TASK BRIEF: Change every "hashtag-link" in the lines below to "tag-link" and keep everything else as it is. Leave the pictures out of your answer.

··· DATA LINES

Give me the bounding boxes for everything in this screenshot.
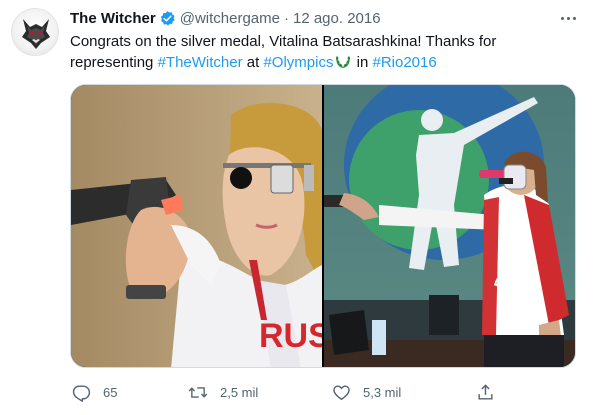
reply-button[interactable]: 65 [72,376,117,408]
reply-icon [72,384,91,402]
like-count: 5,3 mil [363,384,402,400]
author-handle[interactable]: @witchergame [180,10,280,27]
share-icon [478,383,493,400]
hashtag-link[interactable]: #TheWitcher [158,54,243,71]
author-name[interactable]: The Witcher [70,10,156,27]
retweet-button[interactable]: 2,5 mil [188,376,258,408]
like-icon [333,384,350,400]
tweet-text: Congrats on the silver medal, Vitalina B… [70,32,570,73]
reply-count: 65 [103,384,118,400]
jersey-text: RUS [259,317,322,355]
hashtag-link[interactable]: #Olympics [263,54,333,71]
media-grid: RUS [70,84,576,368]
hashtag-link[interactable]: #Rio2016 [372,54,436,71]
photo-athlete-aiming[interactable]: РОССИЯ [324,85,575,367]
photo-athlete-closeup[interactable]: RUS [71,85,322,367]
more-options-icon[interactable] [556,8,580,28]
tweet-date[interactable]: 12 ago. 2016 [293,10,381,27]
separator-dot: · [283,9,289,27]
retweet-icon [188,386,208,398]
retweet-count: 2,5 mil [220,384,259,400]
tweet-text-part: in [352,54,373,71]
wolf-medallion-icon [22,19,50,49]
share-button[interactable] [476,376,495,408]
olympic-laurel-icon [334,52,352,70]
avatar[interactable] [11,8,59,56]
tweet-actions: 65 2,5 mil 5,3 mil [70,376,576,408]
tweet-text-part: at [242,54,264,71]
tweet-card[interactable]: The Witcher @witchergame · 12 ago. 2016 … [0,0,596,415]
verified-badge-icon [159,10,176,27]
tweet-header: The Witcher @witchergame · 12 ago. 2016 [70,8,381,28]
like-button[interactable]: 5,3 mil [332,376,401,408]
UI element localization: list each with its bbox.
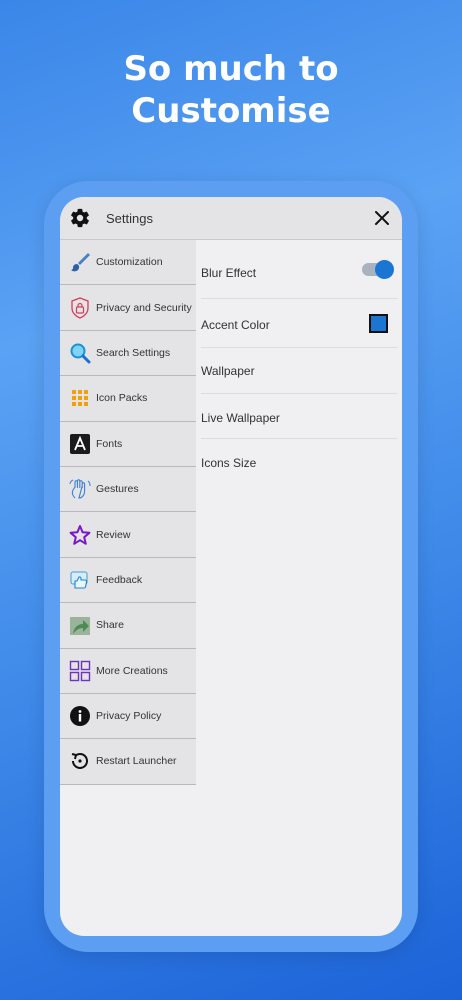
sidebar-item-review[interactable]: Review [60, 512, 196, 558]
blur-effect-toggle[interactable] [362, 260, 394, 279]
sidebar-item-label: Fonts [96, 437, 123, 450]
settings-screen: Settings Customization Privacy and Secur… [60, 197, 402, 936]
sidebar-item-label: Icon Packs [96, 392, 148, 405]
accent-color-row[interactable]: Accent Color [201, 299, 398, 348]
sidebar-item-customization[interactable]: Customization [60, 240, 196, 286]
sidebar-item-label: Customization [96, 256, 163, 269]
settings-header: Settings [60, 197, 402, 240]
wallpaper-row[interactable]: Wallpaper [201, 348, 398, 394]
sidebar-item-more-creations[interactable]: More Creations [60, 648, 196, 694]
live-wallpaper-label: Live Wallpaper [201, 411, 280, 425]
close-icon[interactable] [373, 209, 391, 227]
sidebar-item-label: More Creations [96, 664, 168, 677]
headline-line-1: So much to [123, 49, 339, 89]
sidebar-item-icon-packs[interactable]: Icon Packs [60, 376, 196, 422]
grid-dots-icon [72, 390, 88, 407]
sidebar-item-search-settings[interactable]: Search Settings [60, 330, 196, 377]
restart-icon [71, 753, 88, 770]
sidebar-item-label: Privacy and Security [96, 301, 192, 314]
font-icon [70, 433, 90, 454]
settings-sidebar: Customization Privacy and Security Searc… [60, 240, 196, 785]
sidebar-item-privacy-policy[interactable]: Privacy Policy [60, 693, 196, 740]
lock-icon [71, 296, 89, 319]
sidebar-item-share[interactable]: Share [60, 603, 196, 649]
apps-grid-icon [69, 660, 91, 681]
gear-icon [71, 208, 89, 228]
settings-content: Blur Effect Accent Color Wallpaper Live … [196, 240, 402, 484]
star-icon [69, 524, 91, 545]
paintbrush-icon [71, 253, 90, 272]
sidebar-item-label: Gestures [96, 483, 139, 496]
sidebar-item-restart-launcher[interactable]: Restart Launcher [60, 739, 196, 785]
share-arrow-icon [70, 617, 90, 636]
blur-effect-label: Blur Effect [201, 266, 257, 280]
sidebar-item-privacy-and-security[interactable]: Privacy and Security [60, 285, 196, 331]
sidebar-item-label: Search Settings [96, 346, 171, 359]
page-title: Settings [106, 211, 153, 226]
accent-color-label: Accent Color [201, 318, 270, 332]
wallpaper-label: Wallpaper [201, 364, 255, 378]
search-icon [70, 343, 91, 364]
icons-size-label: Icons Size [201, 456, 257, 470]
headline: So much to Customise [0, 48, 462, 132]
sidebar-item-label: Privacy Policy [96, 710, 162, 723]
sidebar-item-label: Share [96, 619, 125, 632]
icons-size-row[interactable]: Icons Size [201, 439, 398, 484]
toggle-knob [375, 260, 394, 279]
sidebar-item-label: Review [96, 528, 131, 541]
hand-icon [69, 479, 91, 499]
sidebar-item-fonts[interactable]: Fonts [60, 421, 196, 467]
blur-effect-row[interactable]: Blur Effect [201, 240, 398, 299]
headline-line-2: Customise [131, 91, 331, 131]
accent-color-swatch[interactable] [369, 314, 388, 333]
live-wallpaper-row[interactable]: Live Wallpaper [201, 394, 398, 439]
sidebar-item-label: Feedback [96, 573, 143, 586]
thumbs-up-icon [70, 571, 88, 589]
sidebar-item-feedback[interactable]: Feedback [60, 557, 196, 604]
sidebar-item-gestures[interactable]: Gestures [60, 466, 196, 513]
sidebar-item-label: Restart Launcher [96, 755, 177, 768]
info-icon [70, 706, 90, 727]
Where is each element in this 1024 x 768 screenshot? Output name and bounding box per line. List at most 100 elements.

······

RESPONSE TO THIS EXERCISE:
Give me the bounding boxes for everything in this screenshot.
reply-button[interactable]: 65 [72,376,117,408]
reply-icon [72,384,91,402]
like-count: 5,3 mil [363,384,402,400]
author-handle[interactable]: @witchergame [180,10,280,27]
share-icon [478,383,493,400]
tag-link[interactable]: #TheWitcher [158,54,243,71]
author-name[interactable]: The Witcher [70,10,156,27]
retweet-button[interactable]: 2,5 mil [188,376,258,408]
like-icon [333,384,350,400]
tweet-text: Congrats on the silver medal, Vitalina B… [70,32,570,73]
reply-count: 65 [103,384,118,400]
jersey-text: RUS [259,317,322,355]
tag-link[interactable]: #Olympics [263,54,333,71]
media-grid: RUS [70,84,576,368]
tag-link[interactable]: #Rio2016 [372,54,436,71]
photo-athlete-aiming[interactable]: РОССИЯ [324,85,575,367]
photo-athlete-closeup[interactable]: RUS [71,85,322,367]
more-options-icon[interactable] [556,8,580,28]
tweet-date[interactable]: 12 ago. 2016 [293,10,381,27]
separator-dot: · [283,9,289,27]
retweet-icon [188,386,208,398]
retweet-count: 2,5 mil [220,384,259,400]
tweet-text-part: in [352,54,373,71]
wolf-medallion-icon [22,19,50,49]
share-button[interactable] [476,376,495,408]
olympic-laurel-icon [334,52,352,70]
avatar[interactable] [11,8,59,56]
tweet-actions: 65 2,5 mil 5,3 mil [70,376,576,408]
tweet-text-part: at [242,54,264,71]
tweet-card[interactable]: The Witcher @witchergame · 12 ago. 2016 … [0,0,596,415]
verified-badge-icon [159,10,176,27]
tweet-header: The Witcher @witchergame · 12 ago. 2016 [70,8,381,28]
like-button[interactable]: 5,3 mil [332,376,401,408]
UI element localization: list each with its bbox.
sidebar-item-review[interactable]: Review [60, 512, 196, 558]
blur-effect-toggle[interactable] [362, 260, 394, 279]
sidebar-item-label: Fonts [96, 437, 123, 450]
settings-screen: Settings Customization Privacy and Secur… [60, 197, 402, 936]
sidebar-item-label: Icon Packs [96, 392, 148, 405]
accent-color-row[interactable]: Accent Color [201, 299, 398, 348]
sidebar-item-customization[interactable]: Customization [60, 240, 196, 286]
sidebar-item-label: Customization [96, 256, 163, 269]
settings-header: Settings [60, 197, 402, 240]
wallpaper-row[interactable]: Wallpaper [201, 348, 398, 394]
sidebar-item-more-creations[interactable]: More Creations [60, 648, 196, 694]
live-wallpaper-label: Live Wallpaper [201, 411, 280, 425]
close-icon[interactable] [373, 209, 391, 227]
sidebar-item-label: More Creations [96, 664, 168, 677]
headline-line-1: So much to [123, 49, 339, 89]
sidebar-item-icon-packs[interactable]: Icon Packs [60, 376, 196, 422]
grid-dots-icon [72, 390, 88, 407]
sidebar-item-search-settings[interactable]: Search Settings [60, 330, 196, 377]
restart-icon [71, 753, 88, 770]
sidebar-item-label: Privacy and Security [96, 301, 192, 314]
font-icon [70, 433, 90, 454]
settings-sidebar: Customization Privacy and Security Searc… [60, 240, 196, 785]
sidebar-item-privacy-policy[interactable]: Privacy Policy [60, 693, 196, 740]
lock-icon [71, 296, 89, 319]
sidebar-item-share[interactable]: Share [60, 603, 196, 649]
apps-grid-icon [69, 660, 91, 681]
gear-icon [71, 208, 89, 228]
settings-content: Blur Effect Accent Color Wallpaper Live … [196, 240, 402, 484]
star-icon [69, 524, 91, 545]
paintbrush-icon [71, 253, 90, 272]
sidebar-item-label: Gestures [96, 483, 139, 496]
sidebar-item-restart-launcher[interactable]: Restart Launcher [60, 739, 196, 785]
share-arrow-icon [70, 617, 90, 636]
blur-effect-label: Blur Effect [201, 266, 257, 280]
sidebar-item-privacy-and-security[interactable]: Privacy and Security [60, 285, 196, 331]
sidebar-item-label: Search Settings [96, 346, 171, 359]
page-title: Settings [106, 211, 153, 226]
accent-color-label: Accent Color [201, 318, 270, 332]
wallpaper-label: Wallpaper [201, 364, 255, 378]
search-icon [70, 343, 91, 364]
icons-size-label: Icons Size [201, 456, 257, 470]
headline: So much to Customise [0, 48, 462, 132]
sidebar-item-label: Privacy Policy [96, 710, 162, 723]
sidebar-item-label: Share [96, 619, 125, 632]
icons-size-row[interactable]: Icons Size [201, 439, 398, 484]
toggle-knob [375, 260, 394, 279]
sidebar-item-label: Review [96, 528, 131, 541]
hand-icon [69, 479, 91, 499]
sidebar-item-fonts[interactable]: Fonts [60, 421, 196, 467]
blur-effect-row[interactable]: Blur Effect [201, 240, 398, 299]
headline-line-2: Customise [131, 91, 331, 131]
accent-color-swatch[interactable] [369, 314, 388, 333]
live-wallpaper-row[interactable]: Live Wallpaper [201, 394, 398, 439]
sidebar-item-label: Feedback [96, 573, 143, 586]
thumbs-up-icon [70, 571, 88, 589]
sidebar-item-feedback[interactable]: Feedback [60, 557, 196, 604]
sidebar-item-gestures[interactable]: Gestures [60, 466, 196, 513]
sidebar-item-label: Restart Launcher [96, 755, 177, 768]
info-icon [70, 706, 90, 727]
Where is each element in this 1024 x 768 screenshot? Output name and bounding box per line. List at most 100 elements.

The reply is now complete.